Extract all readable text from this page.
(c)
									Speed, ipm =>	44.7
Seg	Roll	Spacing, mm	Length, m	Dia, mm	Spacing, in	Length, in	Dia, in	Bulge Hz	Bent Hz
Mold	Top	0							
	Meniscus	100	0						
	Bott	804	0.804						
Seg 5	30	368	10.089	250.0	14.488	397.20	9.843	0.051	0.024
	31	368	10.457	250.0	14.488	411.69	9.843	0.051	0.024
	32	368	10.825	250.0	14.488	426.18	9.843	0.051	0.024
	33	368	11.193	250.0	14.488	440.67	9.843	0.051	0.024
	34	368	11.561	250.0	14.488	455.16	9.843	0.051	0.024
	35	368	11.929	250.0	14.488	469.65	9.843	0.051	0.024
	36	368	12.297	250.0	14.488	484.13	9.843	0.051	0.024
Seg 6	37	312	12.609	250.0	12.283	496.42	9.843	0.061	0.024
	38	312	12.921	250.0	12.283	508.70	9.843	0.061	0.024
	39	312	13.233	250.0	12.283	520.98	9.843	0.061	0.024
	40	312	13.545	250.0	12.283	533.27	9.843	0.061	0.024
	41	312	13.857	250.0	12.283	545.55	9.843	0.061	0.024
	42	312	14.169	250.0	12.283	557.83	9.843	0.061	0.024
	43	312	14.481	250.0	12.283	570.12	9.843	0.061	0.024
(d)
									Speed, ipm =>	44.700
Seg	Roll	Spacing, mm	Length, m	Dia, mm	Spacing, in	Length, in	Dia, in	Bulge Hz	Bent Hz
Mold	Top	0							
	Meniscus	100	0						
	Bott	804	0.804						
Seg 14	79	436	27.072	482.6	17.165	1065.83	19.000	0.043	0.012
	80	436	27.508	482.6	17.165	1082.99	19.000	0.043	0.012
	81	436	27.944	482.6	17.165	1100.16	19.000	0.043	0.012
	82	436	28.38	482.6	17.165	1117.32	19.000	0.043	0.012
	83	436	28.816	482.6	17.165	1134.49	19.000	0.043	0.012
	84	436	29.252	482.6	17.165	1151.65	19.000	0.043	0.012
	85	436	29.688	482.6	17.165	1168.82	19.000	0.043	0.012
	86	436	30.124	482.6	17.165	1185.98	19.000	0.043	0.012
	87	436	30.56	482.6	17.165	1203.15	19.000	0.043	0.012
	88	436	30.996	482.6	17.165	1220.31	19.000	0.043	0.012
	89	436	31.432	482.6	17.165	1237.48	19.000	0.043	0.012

Your objective →
Extract all of the data above and output it character for character.

Result →
Extract all readable text from this page.
(c)
									Speed, ipm =>	44.7
Seg	Roll	Spacing, mm	Length, m	Dia, mm	Spacing, in	Length, in	Dia, in	Bulge Hz	Bent Hz
Mold	Top	0							
	Meniscus	100	0						
	Bott	804	0.804						
Seg 5	30	368	10.089	250.0	14.488	397.20	9.843	0.051	0.024
	31	368	10.457	250.0	14.488	411.69	9.843	0.051	0.024
	32	368	10.825	250.0	14.488	426.18	9.843	0.051	0.024
	33	368	11.193	250.0	14.488	440.67	9.843	0.051	0.024
	34	368	11.561	250.0	14.488	455.16	9.843	0.051	0.024
	35	368	11.929	250.0	14.488	469.65	9.843	0.051	0.024
	36	368	12.297	250.0	14.488	484.13	9.843	0.051	0.024
Seg 6	37	312	12.609	250.0	12.283	496.42	9.843	0.061	0.024
	38	312	12.921	250.0	12.283	508.70	9.843	0.061	0.024
	39	312	13.233	250.0	12.283	520.98	9.843	0.061	0.024
	40	312	13.545	250.0	12.283	533.27	9.843	0.061	0.024
	41	312	13.857	250.0	12.283	545.55	9.843	0.061	0.024
	42	312	14.169	250.0	12.283	557.83	9.843	0.061	0.024
	43	312	14.481	250.0	12.283	570.12	9.843	0.061	0.024
(d)
									Speed, ipm =>	44.700
Seg	Roll	Spacing, mm	Length, m	Dia, mm	Spacing, in	Length, in	Dia, in	Bulge Hz	Bent Hz
Mold	Top	0							
	Meniscus	100	0						
	Bott	804	0.804						
Seg 14	79	436	27.072	482.6	17.165	1065.83	19.000	0.043	0.012
	80	436	27.508	482.6	17.165	1082.99	19.000	0.043	0.012
	81	436	27.944	482.6	17.165	1100.16	19.000	0.043	0.012
	82	436	28.38	482.6	17.165	1117.32	19.000	0.043	0.012
	83	436	28.816	482.6	17.165	1134.49	19.000	0.043	0.012
	84	436	29.252	482.6	17.165	1151.65	19.000	0.043	0.012
	85	436	29.688	482.6	17.165	1168.82	19.000	0.043	0.012
	86	436	30.124	482.6	17.165	1185.98	19.000	0.043	0.012
	87	436	30.56	482.6	17.165	1203.15	19.000	0.043	0.012
	88	436	30.996	482.6	17.165	1220.31	19.000	0.043	0.012
	89	436	31.432	482.6	17.165	1237.48	19.000	0.043	0.012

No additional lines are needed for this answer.